(Region and label listings)
----------------

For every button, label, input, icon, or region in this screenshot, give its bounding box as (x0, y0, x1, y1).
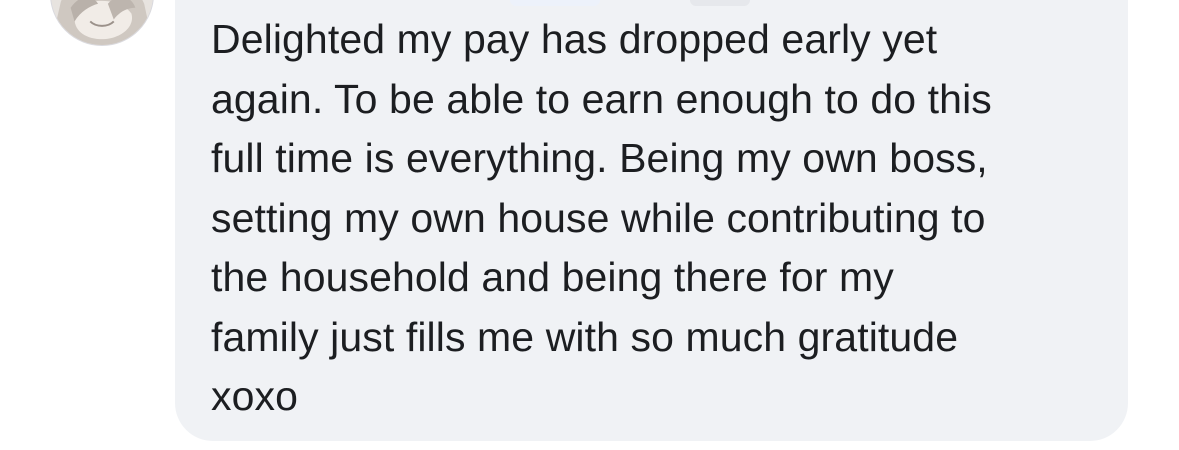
comment-text: Delighted my pay has dropped early yet a… (211, 16, 992, 419)
avatar-photo-icon (51, 0, 153, 45)
reply-reaction-edge (510, 0, 600, 6)
comment-edge-divider (690, 0, 750, 6)
commenter-avatar[interactable] (50, 0, 154, 46)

----------------

§ WHAT TO WORK ON:
Copy out every line of the records above word for word, leaving out the pictures.

§ IN RESPONSE:
For every button, label, input, icon, or region in this screenshot, give its bounding box as (x0, y0, x1, y1).
comment-text: Delighted my pay has dropped early yet a… (211, 16, 992, 419)
avatar-photo-icon (51, 0, 153, 45)
reply-reaction-edge (510, 0, 600, 6)
comment-edge-divider (690, 0, 750, 6)
commenter-avatar[interactable] (50, 0, 154, 46)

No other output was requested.